## Excerto da página

Para aqueles que abdicam da praia, por estar nublado...
Ao caminhar pelo areal, num dia em que o cinzento escuro das nuvens por vezes se recorta em pedaços de céu azul, reparem em como a cor do mar muda, de um prateado intenso, para um azul esverdeado que se apresenta tão vivido quanto mais intensa for a luz. É algo para se ir apreciando pela caminhada, por entre a luz do que nos rodeia e, por vezes as nossas sombras.
Vale a pena ver como a natureza, nos momentos que pensamos menos oportunos ou agradáveis, se revela um tão fiel espelho de nós.PS - Deixe o telemóvel junto dos seus. Desfrute o momento.
Há medida que as férias vão entrando na reta final, dou por mim a pensar que foram das mais agradáveis que tive nos últimos tempos. Sem longas deslocações (que o viajante ainda vai recuperando baterias), sem grandes exuberâncias, com as pessoas que comigo querem estar e com quem quero estar. Pelo meio, o degustar de boas refeições em paz, longas caminhadas na praia, por locais onde as pegadas são inexistentes, e as vozes se remetem ao silêncio enquanto a alma, essa se completa no nada...e um trabalho profícuo para dar corpo à vontade de retornar a atividades que em mim despertam uma profunda paz, pela forma como as amo e como me definem...um retorno que comecei a sentir e a desejar com muita intensidade, após um episódio intenso em termos de saúde, vivido ainda no Brasil.

## Dados extraídos

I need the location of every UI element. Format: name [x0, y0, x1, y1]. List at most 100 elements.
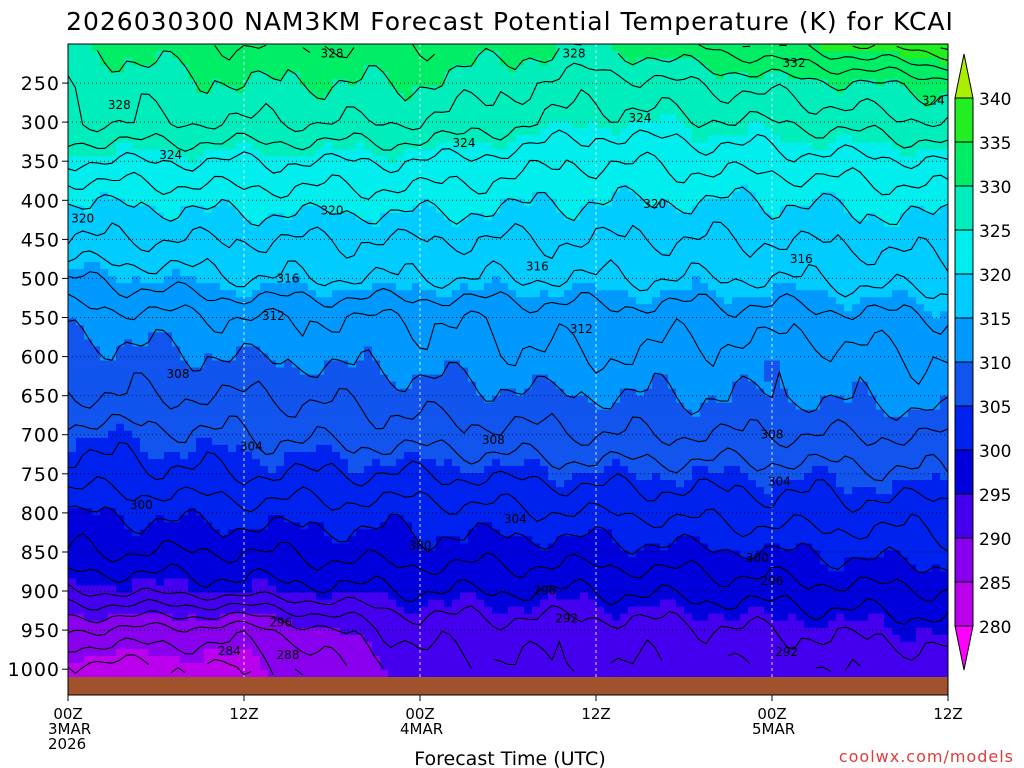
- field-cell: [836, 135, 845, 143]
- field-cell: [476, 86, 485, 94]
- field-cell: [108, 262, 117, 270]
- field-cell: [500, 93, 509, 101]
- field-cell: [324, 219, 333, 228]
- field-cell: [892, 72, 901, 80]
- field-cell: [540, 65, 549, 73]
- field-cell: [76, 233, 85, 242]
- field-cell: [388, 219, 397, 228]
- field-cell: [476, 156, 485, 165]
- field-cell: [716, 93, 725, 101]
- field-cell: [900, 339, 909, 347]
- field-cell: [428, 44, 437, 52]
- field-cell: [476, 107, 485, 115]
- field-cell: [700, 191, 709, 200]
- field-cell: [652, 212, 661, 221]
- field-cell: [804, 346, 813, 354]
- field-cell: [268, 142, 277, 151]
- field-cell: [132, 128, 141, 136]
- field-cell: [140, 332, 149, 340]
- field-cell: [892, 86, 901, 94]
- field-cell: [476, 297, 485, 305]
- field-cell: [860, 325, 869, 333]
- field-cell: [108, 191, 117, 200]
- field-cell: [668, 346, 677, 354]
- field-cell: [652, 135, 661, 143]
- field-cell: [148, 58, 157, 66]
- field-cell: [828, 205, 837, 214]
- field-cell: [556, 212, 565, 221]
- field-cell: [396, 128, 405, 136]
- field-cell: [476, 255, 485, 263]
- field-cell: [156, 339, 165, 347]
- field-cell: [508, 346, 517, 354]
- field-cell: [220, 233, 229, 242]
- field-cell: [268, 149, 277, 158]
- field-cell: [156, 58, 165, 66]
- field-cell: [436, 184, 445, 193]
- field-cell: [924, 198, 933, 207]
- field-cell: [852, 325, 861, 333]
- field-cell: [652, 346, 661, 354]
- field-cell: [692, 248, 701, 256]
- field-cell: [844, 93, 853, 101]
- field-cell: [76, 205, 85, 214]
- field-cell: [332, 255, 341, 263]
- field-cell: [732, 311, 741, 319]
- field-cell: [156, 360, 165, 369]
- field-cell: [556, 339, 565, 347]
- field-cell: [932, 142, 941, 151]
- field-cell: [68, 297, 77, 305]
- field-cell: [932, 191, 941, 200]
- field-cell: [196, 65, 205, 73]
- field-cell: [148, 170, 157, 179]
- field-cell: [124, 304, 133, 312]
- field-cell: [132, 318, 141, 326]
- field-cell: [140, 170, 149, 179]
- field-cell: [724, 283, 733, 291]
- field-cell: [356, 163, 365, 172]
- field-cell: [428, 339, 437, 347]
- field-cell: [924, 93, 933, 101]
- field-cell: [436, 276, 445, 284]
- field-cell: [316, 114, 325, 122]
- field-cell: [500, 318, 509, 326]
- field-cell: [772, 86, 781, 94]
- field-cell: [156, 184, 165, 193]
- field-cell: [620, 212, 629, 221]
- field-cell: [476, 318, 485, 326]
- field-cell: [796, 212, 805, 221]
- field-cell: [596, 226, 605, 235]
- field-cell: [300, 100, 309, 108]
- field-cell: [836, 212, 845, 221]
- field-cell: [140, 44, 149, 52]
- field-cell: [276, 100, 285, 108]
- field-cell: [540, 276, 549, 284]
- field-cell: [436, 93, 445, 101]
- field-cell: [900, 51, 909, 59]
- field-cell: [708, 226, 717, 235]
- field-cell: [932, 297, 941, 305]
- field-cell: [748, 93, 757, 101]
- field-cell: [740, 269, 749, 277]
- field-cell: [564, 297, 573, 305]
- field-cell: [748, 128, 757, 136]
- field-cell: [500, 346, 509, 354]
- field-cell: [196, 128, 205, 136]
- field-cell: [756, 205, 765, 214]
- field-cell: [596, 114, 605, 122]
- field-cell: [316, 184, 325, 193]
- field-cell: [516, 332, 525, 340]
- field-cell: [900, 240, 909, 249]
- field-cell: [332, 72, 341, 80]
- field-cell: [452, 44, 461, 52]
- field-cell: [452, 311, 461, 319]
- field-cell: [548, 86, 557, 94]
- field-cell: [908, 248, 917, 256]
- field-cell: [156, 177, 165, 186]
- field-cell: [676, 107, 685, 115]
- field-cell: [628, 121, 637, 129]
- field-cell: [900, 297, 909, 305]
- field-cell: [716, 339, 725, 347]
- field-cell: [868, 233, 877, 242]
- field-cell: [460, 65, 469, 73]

## Objetivo A
Extraia do texto sobre caminhadas na praia o trecho que vai desde "Vale a pena" até "Desfrute o momento.", inclusive, sem qualquer alteração.
## Objetivo B
Diga se cada afirmação concorda com o texto sobre caminhadas na praia, respondendo sim ou não e citando as palavras exatas do texto que o decidem. (i) As férias descritas incluíram longas deslocações. (ii) Num dia de nuvens, a cor do mar muda de um prateado intenso para um azul esverdeado. (iii) O texto recomenda levar o telemóvel durante a caminhada.

## Resultado da tarefa A
Vale a pena ver como a natureza, nos momentos que pensamos menos oportunos ou agradáveis, se revela um tão fiel espelho de nós.PS - Deixe o telemóvel junto dos seus. Desfrute o momento.

## Resultado da tarefa B
(i) Não: "Sem longas deslocações"
(ii) Sim: "de um prateado intenso, para um azul esverdeado"
(iii) Não: "Deixe o telemóvel junto dos seus."